| Task directions |
Retype each entry below, keeping every character the same.

==== Dataset content ====

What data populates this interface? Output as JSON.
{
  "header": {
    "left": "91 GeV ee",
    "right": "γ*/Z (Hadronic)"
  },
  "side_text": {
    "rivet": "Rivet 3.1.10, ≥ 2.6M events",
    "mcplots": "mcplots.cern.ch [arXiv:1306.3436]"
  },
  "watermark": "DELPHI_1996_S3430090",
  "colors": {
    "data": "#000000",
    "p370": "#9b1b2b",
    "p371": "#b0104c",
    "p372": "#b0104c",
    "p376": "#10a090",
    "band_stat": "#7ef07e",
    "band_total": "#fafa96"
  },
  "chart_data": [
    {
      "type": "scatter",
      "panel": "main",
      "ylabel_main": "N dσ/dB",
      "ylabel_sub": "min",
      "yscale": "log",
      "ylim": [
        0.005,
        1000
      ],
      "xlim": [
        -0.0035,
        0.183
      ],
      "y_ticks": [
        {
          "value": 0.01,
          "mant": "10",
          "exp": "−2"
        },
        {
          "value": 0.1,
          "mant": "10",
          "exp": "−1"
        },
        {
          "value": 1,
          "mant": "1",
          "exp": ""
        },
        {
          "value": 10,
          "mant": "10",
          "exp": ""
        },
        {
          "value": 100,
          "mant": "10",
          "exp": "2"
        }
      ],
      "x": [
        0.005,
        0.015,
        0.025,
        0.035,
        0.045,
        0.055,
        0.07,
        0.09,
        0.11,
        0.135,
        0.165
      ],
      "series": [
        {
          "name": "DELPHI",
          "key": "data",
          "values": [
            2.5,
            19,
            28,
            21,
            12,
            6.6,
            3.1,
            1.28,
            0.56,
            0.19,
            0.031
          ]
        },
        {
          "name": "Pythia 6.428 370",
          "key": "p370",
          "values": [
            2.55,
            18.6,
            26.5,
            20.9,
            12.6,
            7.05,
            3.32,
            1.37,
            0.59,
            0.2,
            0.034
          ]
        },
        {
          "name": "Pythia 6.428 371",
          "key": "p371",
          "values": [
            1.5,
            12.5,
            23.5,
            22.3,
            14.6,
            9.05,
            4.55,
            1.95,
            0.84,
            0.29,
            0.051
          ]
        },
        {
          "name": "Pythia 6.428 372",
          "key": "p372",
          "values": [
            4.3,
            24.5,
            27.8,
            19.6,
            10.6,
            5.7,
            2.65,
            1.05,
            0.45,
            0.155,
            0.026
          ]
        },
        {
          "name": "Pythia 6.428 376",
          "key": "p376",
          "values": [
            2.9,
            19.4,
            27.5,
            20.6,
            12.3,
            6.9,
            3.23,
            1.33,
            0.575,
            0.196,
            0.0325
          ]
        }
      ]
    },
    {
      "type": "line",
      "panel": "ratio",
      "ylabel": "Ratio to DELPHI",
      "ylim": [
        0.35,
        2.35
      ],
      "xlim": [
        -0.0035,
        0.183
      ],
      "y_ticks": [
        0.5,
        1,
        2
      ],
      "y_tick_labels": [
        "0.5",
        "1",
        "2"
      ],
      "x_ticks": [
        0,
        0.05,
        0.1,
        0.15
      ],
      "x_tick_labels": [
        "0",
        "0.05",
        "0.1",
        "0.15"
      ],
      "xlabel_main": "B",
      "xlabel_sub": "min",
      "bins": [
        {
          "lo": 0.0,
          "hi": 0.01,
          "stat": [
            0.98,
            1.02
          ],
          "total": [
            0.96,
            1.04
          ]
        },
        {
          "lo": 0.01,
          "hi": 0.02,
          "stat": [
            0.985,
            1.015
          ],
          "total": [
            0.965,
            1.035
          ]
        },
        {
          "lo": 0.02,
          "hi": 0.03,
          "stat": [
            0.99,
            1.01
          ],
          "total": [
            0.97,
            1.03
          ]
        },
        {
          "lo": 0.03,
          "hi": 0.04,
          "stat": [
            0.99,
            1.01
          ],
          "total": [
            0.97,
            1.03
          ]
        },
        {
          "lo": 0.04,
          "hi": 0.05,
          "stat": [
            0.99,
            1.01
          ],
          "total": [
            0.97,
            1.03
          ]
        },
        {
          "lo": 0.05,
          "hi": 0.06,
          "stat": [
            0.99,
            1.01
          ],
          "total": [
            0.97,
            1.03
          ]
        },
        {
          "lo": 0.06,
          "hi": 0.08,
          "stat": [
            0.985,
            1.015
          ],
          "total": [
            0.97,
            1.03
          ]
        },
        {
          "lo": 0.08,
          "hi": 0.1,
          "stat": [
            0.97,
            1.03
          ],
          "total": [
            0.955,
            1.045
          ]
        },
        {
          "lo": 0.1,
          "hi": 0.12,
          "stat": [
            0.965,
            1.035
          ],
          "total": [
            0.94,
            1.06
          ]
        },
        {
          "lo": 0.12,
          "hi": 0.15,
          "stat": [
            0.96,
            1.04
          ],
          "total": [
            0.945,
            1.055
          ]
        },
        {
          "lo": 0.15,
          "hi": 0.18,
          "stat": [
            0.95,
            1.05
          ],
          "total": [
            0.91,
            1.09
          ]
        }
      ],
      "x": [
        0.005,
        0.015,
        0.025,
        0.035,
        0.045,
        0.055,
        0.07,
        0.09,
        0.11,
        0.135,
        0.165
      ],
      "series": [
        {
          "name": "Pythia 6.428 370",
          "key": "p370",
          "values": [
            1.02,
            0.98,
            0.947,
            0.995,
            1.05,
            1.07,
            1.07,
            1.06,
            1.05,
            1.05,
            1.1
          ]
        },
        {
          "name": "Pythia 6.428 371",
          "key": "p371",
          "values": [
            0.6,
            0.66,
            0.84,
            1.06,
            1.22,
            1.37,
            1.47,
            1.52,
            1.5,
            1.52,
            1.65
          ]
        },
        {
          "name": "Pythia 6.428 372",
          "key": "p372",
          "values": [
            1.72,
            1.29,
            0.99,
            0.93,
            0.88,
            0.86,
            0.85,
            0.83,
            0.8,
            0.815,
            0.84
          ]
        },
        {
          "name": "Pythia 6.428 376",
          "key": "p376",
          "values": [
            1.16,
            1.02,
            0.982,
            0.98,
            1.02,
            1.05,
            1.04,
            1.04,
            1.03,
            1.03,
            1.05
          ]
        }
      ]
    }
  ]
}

====

| Final result |
What data populates this interface? Output as JSON.
{
  "header": {
    "left": "91 GeV ee",
    "right": "γ*/Z (Hadronic)"
  },
  "side_text": {
    "rivet": "Rivet 3.1.10, ≥ 2.6M events",
    "mcplots": "mcplots.cern.ch [arXiv:1306.3436]"
  },
  "watermark": "DELPHI_1996_S3430090",
  "colors": {
    "data": "#000000",
    "p370": "#9b1b2b",
    "p371": "#b0104c",
    "p372": "#b0104c",
    "p376": "#10a090",
    "band_stat": "#7ef07e",
    "band_total": "#fafa96"
  },
  "chart_data": [
    {
      "type": "scatter",
      "panel": "main",
      "ylabel_main": "N dσ/dB",
      "ylabel_sub": "min",
      "yscale": "log",
      "ylim": [
        0.005,
        1000
      ],
      "xlim": [
        -0.0035,
        0.183
      ],
      "y_ticks": [
        {
          "value": 0.01,
          "mant": "10",
          "exp": "−2"
        },
        {
          "value": 0.1,
          "mant": "10",
          "exp": "−1"
        },
        {
          "value": 1,
          "mant": "1",
          "exp": ""
        },
        {
          "value": 10,
          "mant": "10",
          "exp": ""
        },
        {
          "value": 100,
          "mant": "10",
          "exp": "2"
        }
      ],
      "x": [
        0.005,
        0.015,
        0.025,
        0.035,
        0.045,
        0.055,
        0.07,
        0.09,
        0.11,
        0.135,
        0.165
      ],
      "series": [
        {
          "name": "DELPHI",
          "key": "data",
          "values": [
            2.5,
            19,
            28,
            21,
            12,
            6.6,
            3.1,
            1.28,
            0.56,
            0.19,
            0.031
          ]
        },
        {
          "name": "Pythia 6.428 370",
          "key": "p370",
          "values": [
            2.55,
            18.6,
            26.5,
            20.9,
            12.6,
            7.05,
            3.32,
            1.37,
            0.59,
            0.2,
            0.034
          ]
        },
        {
          "name": "Pythia 6.428 371",
          "key": "p371",
          "values": [
            1.5,
            12.5,
            23.5,
            22.3,
            14.6,
            9.05,
            4.55,
            1.95,
            0.84,
            0.29,
            0.051
          ]
        },
        {
          "name": "Pythia 6.428 372",
          "key": "p372",
          "values": [
            4.3,
            24.5,
            27.8,
            19.6,
            10.6,
            5.7,
            2.65,
            1.05,
            0.45,
            0.155,
            0.026
          ]
        },
        {
          "name": "Pythia 6.428 376",
          "key": "p376",
          "values": [
            2.9,
            19.4,
            27.5,
            20.6,
            12.3,
            6.9,
            3.23,
            1.33,
            0.575,
            0.196,
            0.0325
          ]
        }
      ]
    },
    {
      "type": "line",
      "panel": "ratio",
      "ylabel": "Ratio to DELPHI",
      "ylim": [
        0.35,
        2.35
      ],
      "xlim": [
        -0.0035,
        0.183
      ],
      "y_ticks": [
        0.5,
        1,
        2
      ],
      "y_tick_labels": [
        "0.5",
        "1",
        "2"
      ],
      "x_ticks": [
        0,
        0.05,
        0.1,
        0.15
      ],
      "x_tick_labels": [
        "0",
        "0.05",
        "0.1",
        "0.15"
      ],
      "xlabel_main": "B",
      "xlabel_sub": "min",
      "bins": [
        {
          "lo": 0.0,
          "hi": 0.01,
          "stat": [
            0.98,
            1.02
          ],
          "total": [
            0.96,
            1.04
          ]
        },
        {
          "lo": 0.01,
          "hi": 0.02,
          "stat": [
            0.985,
            1.015
          ],
          "total": [
            0.965,
            1.035
          ]
        },
        {
          "lo": 0.02,
          "hi": 0.03,
          "stat": [
            0.99,
            1.01
          ],
          "total": [
            0.97,
            1.03
          ]
        },
        {
          "lo": 0.03,
          "hi": 0.04,
          "stat": [
            0.99,
            1.01
          ],
          "total": [
            0.97,
            1.03
          ]
        },
        {
          "lo": 0.04,
          "hi": 0.05,
          "stat": [
            0.99,
            1.01
          ],
          "total": [
            0.97,
            1.03
          ]
        },
        {
          "lo": 0.05,
          "hi": 0.06,
          "stat": [
            0.99,
            1.01
          ],
          "total": [
            0.97,
            1.03
          ]
        },
        {
          "lo": 0.06,
          "hi": 0.08,
          "stat": [
            0.985,
            1.015
          ],
          "total": [
            0.97,
            1.03
          ]
        },
        {
          "lo": 0.08,
          "hi": 0.1,
          "stat": [
            0.97,
            1.03
          ],
          "total": [
            0.955,
            1.045
          ]
        },
        {
          "lo": 0.1,
          "hi": 0.12,
          "stat": [
            0.965,
            1.035
          ],
          "total": [
            0.94,
            1.06
          ]
        },
        {
          "lo": 0.12,
          "hi": 0.15,
          "stat": [
            0.96,
            1.04
          ],
          "total": [
            0.945,
            1.055
          ]
        },
        {
          "lo": 0.15,
          "hi": 0.18,
          "stat": [
            0.95,
            1.05
          ],
          "total": [
            0.91,
            1.09
          ]
        }
      ],
      "x": [
        0.005,
        0.015,
        0.025,
        0.035,
        0.045,
        0.055,
        0.07,
        0.09,
        0.11,
        0.135,
        0.165
      ],
      "series": [
        {
          "name": "Pythia 6.428 370",
          "key": "p370",
          "values": [
            1.02,
            0.98,
            0.947,
            0.995,
            1.05,
            1.07,
            1.07,
            1.06,
            1.05,
            1.05,
            1.1
          ]
        },
        {
          "name": "Pythia 6.428 371",
          "key": "p371",
          "values": [
            0.6,
            0.66,
            0.84,
            1.06,
            1.22,
            1.37,
            1.47,
            1.52,
            1.5,
            1.52,
            1.65
          ]
        },
        {
          "name": "Pythia 6.428 372",
          "key": "p372",
          "values": [
            1.72,
            1.29,
            0.99,
            0.93,
            0.88,
            0.86,
            0.85,
            0.83,
            0.8,
            0.815,
            0.84
          ]
        },
        {
          "name": "Pythia 6.428 376",
          "key": "p376",
          "values": [
            1.16,
            1.02,
            0.982,
            0.98,
            1.02,
            1.05,
            1.04,
            1.04,
            1.03,
            1.03,
            1.05
          ]
        }
      ]
    }
  ]
}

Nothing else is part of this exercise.